Text extract:

Begin

[PATCH 2/3] LoongArch: Add kdump support

2022-08-28 Thread Youling Tang
This patch adds support for kdump, the kernel will reserve a region
for the crash kernel and jump there on panic.

Arch-specific functions are added to allow for implementing a crash
dump file interface, /proc/vmcore, which can be viewed as a ELF file.

A user space tool, like kexec-tools, is responsible for allocating a
separate region for the core's ELF header within crash kdump kernel
memory and filling it in when executing kexec_load().

Then, its location will be advertised to crash dump kernel via a new
device-tree property, "linux,elfcorehdr", and crash dump kernel preserves
the region for later use with fdt_reserve_elfcorehdr() at boot time.

At the same time, it will also limit the crash kdump kernel to the
crashkernel area via a new device-tree property, "linux, usable-memory-range",
so as not to destroy the original kernel dump data.

On crash dump kernel, /proc/vmcore will access the primary kernel's memory
with copy_oldmem_page().

End

Data records:
Begin

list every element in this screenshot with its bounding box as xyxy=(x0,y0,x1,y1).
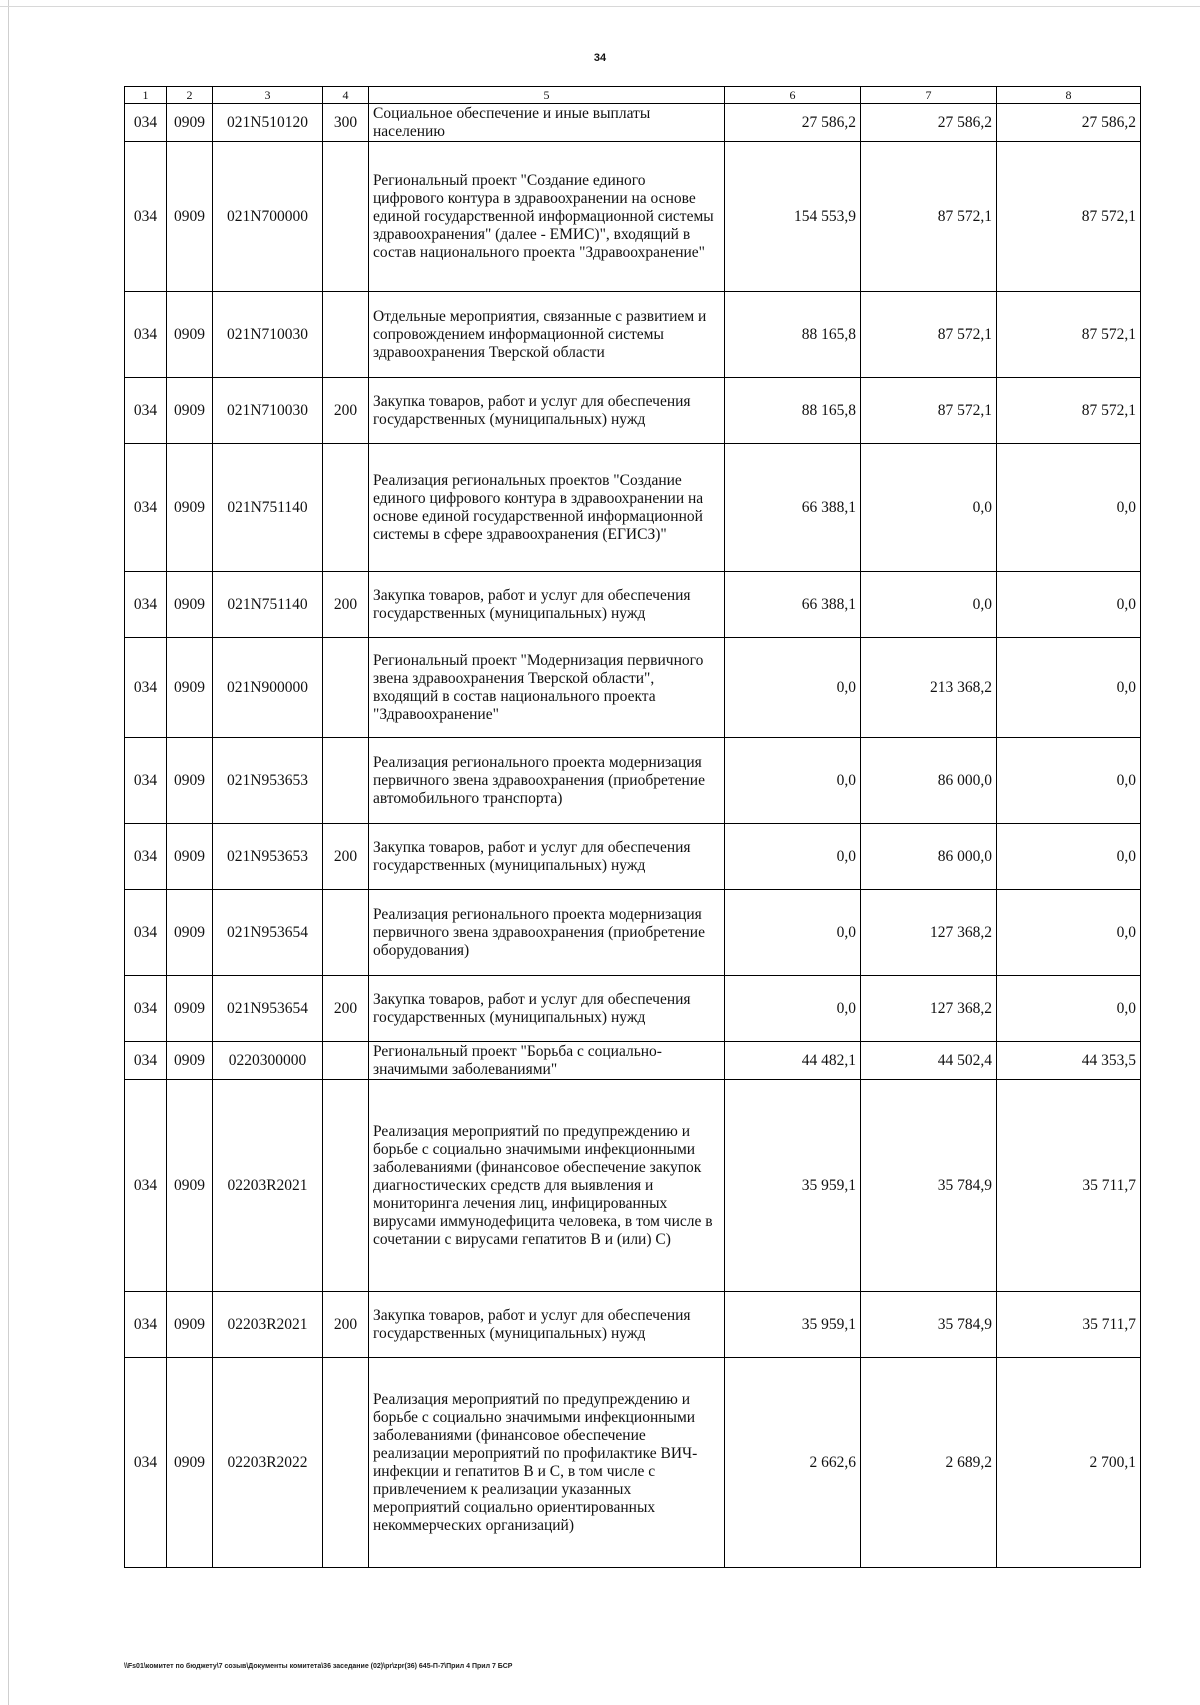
row-description: Реализация мероприятий по предупреждению и борьбе с социально значимыми инфекционными заболеваниями (финансовое обеспечение реализации мероприятий по профилактике ВИЧ-инфекции и гепатитов B и C, в том числе с привлечением к реализации указанных мероприятий социально ориентированных некоммерческих организаций) xyxy=(369,1358,725,1568)
row-amount-col7: 44 502,4 xyxy=(861,1042,997,1080)
table-row xyxy=(125,890,1141,976)
row-description: Региональный проект "Модернизация первичного звена здравоохранения Тверской области", входящий в состав национального проекта "Здравоохранение" xyxy=(369,638,725,738)
row-amount-col7: 213 368,2 xyxy=(861,638,997,738)
row-code-section: 0909 xyxy=(167,1292,213,1358)
row-code-target: 02203R2022 xyxy=(213,1358,323,1568)
row-code-ministry: 034 xyxy=(125,1042,167,1080)
row-code-expense-type xyxy=(323,1358,369,1568)
row-code-expense-type xyxy=(323,738,369,824)
row-amount-col6: 66 388,1 xyxy=(725,444,861,572)
table-row xyxy=(125,444,1141,572)
row-description: Реализация региональных проектов "Создание единого цифрового контура в здравоохранении на основе единой государственной информационной системы в сфере здравоохранения (ЕГИСЗ)" xyxy=(369,444,725,572)
scan-edge-line xyxy=(0,6,1200,7)
row-code-section: 0909 xyxy=(167,890,213,976)
row-code-ministry: 034 xyxy=(125,572,167,638)
row-amount-col6: 0,0 xyxy=(725,638,861,738)
row-code-section: 0909 xyxy=(167,1358,213,1568)
row-code-section: 0909 xyxy=(167,572,213,638)
row-amount-col6: 35 959,1 xyxy=(725,1292,861,1358)
row-amount-col7: 127 368,2 xyxy=(861,890,997,976)
row-amount-col8: 2 700,1 xyxy=(997,1358,1141,1568)
row-amount-col6: 0,0 xyxy=(725,738,861,824)
row-description: Региональный проект "Борьба с социально-значимыми заболеваниями" xyxy=(369,1042,725,1080)
row-code-section: 0909 xyxy=(167,104,213,142)
row-amount-col8: 0,0 xyxy=(997,738,1141,824)
scan-edge-line xyxy=(8,0,9,1705)
row-amount-col8: 44 353,5 xyxy=(997,1042,1141,1080)
row-code-section: 0909 xyxy=(167,976,213,1042)
row-code-target: 021N900000 xyxy=(213,638,323,738)
table-row xyxy=(125,378,1141,444)
row-amount-col7: 127 368,2 xyxy=(861,976,997,1042)
row-code-section: 0909 xyxy=(167,1042,213,1080)
row-code-target: 021N953653 xyxy=(213,738,323,824)
row-description: Реализация регионального проекта модернизация первичного звена здравоохранения (приобретение автомобильного транспорта) xyxy=(369,738,725,824)
row-code-ministry: 034 xyxy=(125,142,167,292)
table-row xyxy=(125,1358,1141,1568)
table-row xyxy=(125,142,1141,292)
row-code-expense-type: 300 xyxy=(323,104,369,142)
row-code-expense-type xyxy=(323,1042,369,1080)
row-amount-col6: 44 482,1 xyxy=(725,1042,861,1080)
row-code-expense-type: 200 xyxy=(323,824,369,890)
table-row xyxy=(125,976,1141,1042)
row-code-target: 021N953653 xyxy=(213,824,323,890)
row-code-target: 021N751140 xyxy=(213,572,323,638)
row-code-ministry: 034 xyxy=(125,976,167,1042)
row-code-target: 02203R2021 xyxy=(213,1292,323,1358)
row-amount-col7: 2 689,2 xyxy=(861,1358,997,1568)
column-header: 3 xyxy=(213,87,323,104)
row-amount-col8: 0,0 xyxy=(997,824,1141,890)
row-code-ministry: 034 xyxy=(125,824,167,890)
row-description: Отдельные мероприятия, связанные с развитием и сопровождением информационной системы здравоохранения Тверской области xyxy=(369,292,725,378)
table-row xyxy=(125,824,1141,890)
row-code-ministry: 034 xyxy=(125,1358,167,1568)
row-code-section: 0909 xyxy=(167,444,213,572)
table-row xyxy=(125,638,1141,738)
row-amount-col7: 87 572,1 xyxy=(861,378,997,444)
row-code-expense-type xyxy=(323,890,369,976)
row-code-target: 021N510120 xyxy=(213,104,323,142)
row-description: Закупка товаров, работ и услуг для обеспечения государственных (муниципальных) нужд xyxy=(369,824,725,890)
row-code-expense-type xyxy=(323,1080,369,1292)
row-code-target: 021N710030 xyxy=(213,378,323,444)
table-row xyxy=(125,738,1141,824)
file-path-footer: \\Fs01\комитет по бюджету\7 созыв\Документы комитета\36 заседание (02)\pr\zpr(36) 645-П-7\Прил 4 Прил 7 БСР xyxy=(124,1663,513,1670)
row-amount-col6: 35 959,1 xyxy=(725,1080,861,1292)
table-row xyxy=(125,292,1141,378)
row-code-expense-type xyxy=(323,292,369,378)
row-code-expense-type xyxy=(323,638,369,738)
row-code-target: 021N700000 xyxy=(213,142,323,292)
row-amount-col6: 88 165,8 xyxy=(725,378,861,444)
table-row xyxy=(125,572,1141,638)
row-amount-col6: 0,0 xyxy=(725,824,861,890)
row-amount-col8: 35 711,7 xyxy=(997,1292,1141,1358)
row-description: Реализация регионального проекта модернизация первичного звена здравоохранения (приобретение оборудования) xyxy=(369,890,725,976)
row-code-section: 0909 xyxy=(167,824,213,890)
row-amount-col6: 66 388,1 xyxy=(725,572,861,638)
row-amount-col6: 2 662,6 xyxy=(725,1358,861,1568)
row-code-ministry: 034 xyxy=(125,292,167,378)
row-code-section: 0909 xyxy=(167,738,213,824)
row-description: Закупка товаров, работ и услуг для обеспечения государственных (муниципальных) нужд xyxy=(369,378,725,444)
table-row xyxy=(125,1042,1141,1080)
column-header: 7 xyxy=(861,87,997,104)
row-amount-col8: 0,0 xyxy=(997,976,1141,1042)
row-description: Закупка товаров, работ и услуг для обеспечения государственных (муниципальных) нужд xyxy=(369,572,725,638)
row-code-expense-type: 200 xyxy=(323,976,369,1042)
row-amount-col7: 86 000,0 xyxy=(861,824,997,890)
row-amount-col8: 0,0 xyxy=(997,638,1141,738)
row-code-ministry: 034 xyxy=(125,1080,167,1292)
row-code-expense-type: 200 xyxy=(323,378,369,444)
row-code-target: 021N710030 xyxy=(213,292,323,378)
row-amount-col6: 154 553,9 xyxy=(725,142,861,292)
row-amount-col7: 35 784,9 xyxy=(861,1080,997,1292)
row-code-ministry: 034 xyxy=(125,1292,167,1358)
row-code-expense-type: 200 xyxy=(323,1292,369,1358)
column-header: 6 xyxy=(725,87,861,104)
row-description: Закупка товаров, работ и услуг для обеспечения государственных (муниципальных) нужд xyxy=(369,1292,725,1358)
row-amount-col8: 0,0 xyxy=(997,444,1141,572)
row-amount-col7: 0,0 xyxy=(861,444,997,572)
row-amount-col6: 0,0 xyxy=(725,890,861,976)
column-header: 1 xyxy=(125,87,167,104)
row-code-target: 021N953654 xyxy=(213,976,323,1042)
column-header: 4 xyxy=(323,87,369,104)
row-amount-col8: 87 572,1 xyxy=(997,378,1141,444)
row-amount-col7: 0,0 xyxy=(861,572,997,638)
row-code-expense-type xyxy=(323,444,369,572)
row-code-section: 0909 xyxy=(167,378,213,444)
row-code-ministry: 034 xyxy=(125,738,167,824)
row-amount-col6: 27 586,2 xyxy=(725,104,861,142)
row-code-section: 0909 xyxy=(167,142,213,292)
row-code-target: 021N751140 xyxy=(213,444,323,572)
table-row xyxy=(125,1080,1141,1292)
row-amount-col7: 27 586,2 xyxy=(861,104,997,142)
row-amount-col7: 87 572,1 xyxy=(861,292,997,378)
row-code-target: 0220300000 xyxy=(213,1042,323,1080)
row-code-ministry: 034 xyxy=(125,378,167,444)
row-description: Социальное обеспечение и иные выплаты населению xyxy=(369,104,725,142)
table-row xyxy=(125,1292,1141,1358)
row-code-section: 0909 xyxy=(167,638,213,738)
row-amount-col8: 0,0 xyxy=(997,890,1141,976)
page-number: 34 xyxy=(593,52,607,64)
row-description: Региональный проект "Создание единого цифрового контура в здравоохранении на основе единой государственной информационной системы здравоохранения" (далее - ЕМИС)", входящий в состав национального проекта "Здравоохранение" xyxy=(369,142,725,292)
row-amount-col8: 87 572,1 xyxy=(997,292,1141,378)
table-row xyxy=(125,104,1141,142)
row-amount-col7: 35 784,9 xyxy=(861,1292,997,1358)
row-code-section: 0909 xyxy=(167,292,213,378)
row-amount-col8: 35 711,7 xyxy=(997,1080,1141,1292)
row-description: Реализация мероприятий по предупреждению и борьбе с социально значимыми инфекционными заболеваниями (финансовое обеспечение закупок диагностических средств для выявления и мониторинга лечения лиц, инфицированных вирусами иммунодефицита человека, в том числе в сочетании с вирусами гепатитов B и (или) C) xyxy=(369,1080,725,1292)
column-header: 8 xyxy=(997,87,1141,104)
row-code-ministry: 034 xyxy=(125,638,167,738)
row-amount-col8: 27 586,2 xyxy=(997,104,1141,142)
row-code-ministry: 034 xyxy=(125,890,167,976)
row-code-target: 02203R2021 xyxy=(213,1080,323,1292)
row-amount-col6: 88 165,8 xyxy=(725,292,861,378)
row-amount-col8: 87 572,1 xyxy=(997,142,1141,292)
row-amount-col6: 0,0 xyxy=(725,976,861,1042)
column-header: 2 xyxy=(167,87,213,104)
row-code-target: 021N953654 xyxy=(213,890,323,976)
row-amount-col7: 86 000,0 xyxy=(861,738,997,824)
column-number-header-row xyxy=(125,87,1141,104)
row-code-section: 0909 xyxy=(167,1080,213,1292)
row-amount-col7: 87 572,1 xyxy=(861,142,997,292)
row-code-ministry: 034 xyxy=(125,104,167,142)
row-description: Закупка товаров, работ и услуг для обеспечения государственных (муниципальных) нужд xyxy=(369,976,725,1042)
row-code-expense-type: 200 xyxy=(323,572,369,638)
row-code-ministry: 034 xyxy=(125,444,167,572)
row-code-expense-type xyxy=(323,142,369,292)
row-amount-col8: 0,0 xyxy=(997,572,1141,638)
column-header: 5 xyxy=(369,87,725,104)
budget-table xyxy=(124,86,1141,1568)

End

Set tasks:
- 1) In the LoongArch kdump patch, which device-tree property tells the crash dump kernel where the ELF header is located?
- 2) Continue the LoongArch kdump patch description from the point where it stops.

Written responses:
- 1) The "linux,elfcorehdr" property.

- 2)
I tested this on  LoongArch 3A5000 machine and works as expected (Suggest
crashkernel parameter is "crashkernel=512M@2320M"), you may test it by
triggering a crash through /proc/sysrq_trigger:

 $ sudo kexec -p /boot/vmlinux-kdump --reuse-cmdline --append="nr_cpus=1"
 # echo c > /proc/sysrq_trigger

Signed-off-by: Youling Tang 
---
 arch/loongarch/Kconfig  |  22 ++
 arch/loongarch/Makefile |   4 +
 arch/loongarch/kernel/Makefile  |   3 +-
 arch/loongarch/kernel/crash.c   | 100 
 arch/loongarch/kernel/crash_dump.c  |  19 +
 arch/loongarch/kernel/machine_kexec.c   |  12 ++-
 arch/loongarch/kernel/mem.c |   6 ++
 arch/loongarch/kernel/relocate_kernel.S |   6 ++
 arch/loongarch/kernel/setup.c   |  49 
 arch/loongarch/kernel/traps.c   |   4 +
 10 files changed, 217 insertions(+), 8 deletions(-)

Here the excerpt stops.